### Reading text
==============================

As imaging technology's costs become more affordable, smaller banks are getting involved. Teena Stoneking, assistant vice president at United Southern Bank, Umatilla, Fla., said the $170 million-asset institution began offering imaged account statements this year.

Imaging is seen as a way for United Southern to keep its 1,700 business customers. But the industry's biggest banks are capable of making capital expenditures that could leave smaller players in the dust.

"The amount of capital investment . . . will break the back of all but the most significant players," said Anthony J. Carfang, partner with Treasury Strategies Inc. "The largest six to eight banks will be the survivors" in corporate services.

Mr. Carfang compared large banks' spending levels with the U.S. military buildup during the cold war. The survivors will have to invest hundreds of millions of dollars in technology over three to five years if they hope to keep pace.

"It's not clear who is going to have the stomach for this," the Chicago-based consultant said.

The typical regional bank's expenditure on technology and infrastructure for its corporate business ranges from $20 million to $50 million annually, Mr. Carfang estimated.

But NationsBank anticipates spending about $500 million this year just for project-related enhancements and new-product developments across all business lines, including retail. Other pieces of the operations and technology budget, including systems maintenance, would drive that figure above $1 billion, Ms. Beck said.

That suggests only a handful of banks can hope to be dominant in treasury management.

The market is consolidating among fewer players "because the little banks do not have the horsepower to offer these services," said Leon Majors, a management consultant at Payment Systems Inc.

==============================

### What you need to do
A - Write out the stretch of the bank technology passage from "But NationsBank anticipates" through "Ms. Beck said.", word for word.
B - Write the next part of the news passage on bank spending for imaging and treasury technology, picking up after its final sentence.

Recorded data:

==============================

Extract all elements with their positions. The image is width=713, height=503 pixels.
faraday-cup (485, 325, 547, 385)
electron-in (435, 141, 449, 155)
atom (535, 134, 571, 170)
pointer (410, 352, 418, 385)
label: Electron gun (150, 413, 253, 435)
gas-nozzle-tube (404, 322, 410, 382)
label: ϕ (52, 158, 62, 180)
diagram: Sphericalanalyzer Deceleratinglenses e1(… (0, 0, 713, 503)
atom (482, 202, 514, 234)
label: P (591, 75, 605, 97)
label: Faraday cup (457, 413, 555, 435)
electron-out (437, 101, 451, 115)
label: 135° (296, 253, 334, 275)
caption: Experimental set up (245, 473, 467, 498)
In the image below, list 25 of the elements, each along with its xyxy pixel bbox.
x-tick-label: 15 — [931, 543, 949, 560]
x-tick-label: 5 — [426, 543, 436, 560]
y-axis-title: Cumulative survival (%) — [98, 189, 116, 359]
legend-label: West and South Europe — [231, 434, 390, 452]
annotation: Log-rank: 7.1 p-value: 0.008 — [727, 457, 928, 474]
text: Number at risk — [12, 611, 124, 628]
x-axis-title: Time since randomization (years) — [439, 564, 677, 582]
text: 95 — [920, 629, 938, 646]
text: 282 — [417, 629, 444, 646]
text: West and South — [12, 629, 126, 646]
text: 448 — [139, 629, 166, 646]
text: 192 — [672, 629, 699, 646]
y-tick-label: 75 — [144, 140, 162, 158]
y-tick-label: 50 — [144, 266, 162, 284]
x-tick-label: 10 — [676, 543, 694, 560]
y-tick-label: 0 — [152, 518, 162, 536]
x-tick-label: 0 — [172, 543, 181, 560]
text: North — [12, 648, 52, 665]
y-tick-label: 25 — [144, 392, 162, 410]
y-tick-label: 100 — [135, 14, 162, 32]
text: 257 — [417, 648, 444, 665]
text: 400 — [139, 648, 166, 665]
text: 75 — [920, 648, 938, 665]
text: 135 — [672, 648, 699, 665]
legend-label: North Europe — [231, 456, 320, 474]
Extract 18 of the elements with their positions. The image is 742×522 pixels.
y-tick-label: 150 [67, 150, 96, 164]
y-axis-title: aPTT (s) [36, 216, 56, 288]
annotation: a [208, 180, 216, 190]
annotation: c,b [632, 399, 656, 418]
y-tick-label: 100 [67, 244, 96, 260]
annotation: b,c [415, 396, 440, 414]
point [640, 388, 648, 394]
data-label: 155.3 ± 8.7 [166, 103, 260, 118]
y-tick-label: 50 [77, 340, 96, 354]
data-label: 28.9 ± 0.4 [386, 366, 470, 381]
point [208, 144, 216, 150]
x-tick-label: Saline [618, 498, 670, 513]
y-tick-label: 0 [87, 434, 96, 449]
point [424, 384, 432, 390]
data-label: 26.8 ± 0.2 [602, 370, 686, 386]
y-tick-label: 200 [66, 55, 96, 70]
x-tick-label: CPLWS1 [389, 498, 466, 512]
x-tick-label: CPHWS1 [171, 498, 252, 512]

==============================

### Results
A -
But NationsBank anticipates spending about $500 million this year just for project-related enhancements and new-product developments across all business lines, including retail. Other pieces of the operations and technology budget, including systems maintenance, would drive that figure above $1 billion, Ms. Beck said.

B -
"To be in the business, you have to spend the big dollars," added Wachovia's Mr. Starr. He sees the business being reduced to "six to eight players, and quite frankly, we plan to be one of those."

He emphasized there is much more to it than transaction processing: "There is still an element of relationship, consultative sales, and value - meaning you are bringing more to the table than simply processing these people's work."

Mr. Carfang sees an oligopoly developing, with market participants migrating toward narrow specialty areas that do not directly compete with one another. For example, Citicorp has focused on international corporate transactions, NationsBank on the domestic market, and Chase Manhattan Corp. on investment activities. He doesn't see them challenging State Street Boston Corp. and Northern Trust Corp. in custody services, a business "those banks own."

Likewise, he said it would be "foolish" for Chase to set up domestic lockbox from scratch," just as it would be misguided for NationsBank to attempt a worldwide branching network because "Chase and Citibank already own that."

"There is no question that we expect to see less and less competition for the market that we intend to service," said William Garry, senior vice president at Chase.

Chase plans to rip up the demand deposit accounting system in its insurance and funds management sector to build a new one that integrates asset management, custody accounting, cash services, and electronic banking on a single platform.

"That is a $100 million sector for us," Mr. Garry said. "We can afford to spend $10 million or $15 million to revolutionize how we serve that market . . . . We don't think anyone else will have deep enough pockets to do that kind of thing."

Whether an oligopoly materializes or not, community banks must still find ways to retain business accounts and solidify corporate relationships. Mr. Majors said expanding private and personal banking services that appeal to executives is one way to do that.

But he added, "there are pieces of a company's business that small banks just can't handle, no matter how good the relationship."

Ms. Stoneking said because her bank, United Southern, is in a rural area, it stresses customer service. "We want to be there for the customer, so that they are not just a number," she said.

Mr. Garry at Chase, or any of the other big-bank executives, could not have stated it any better.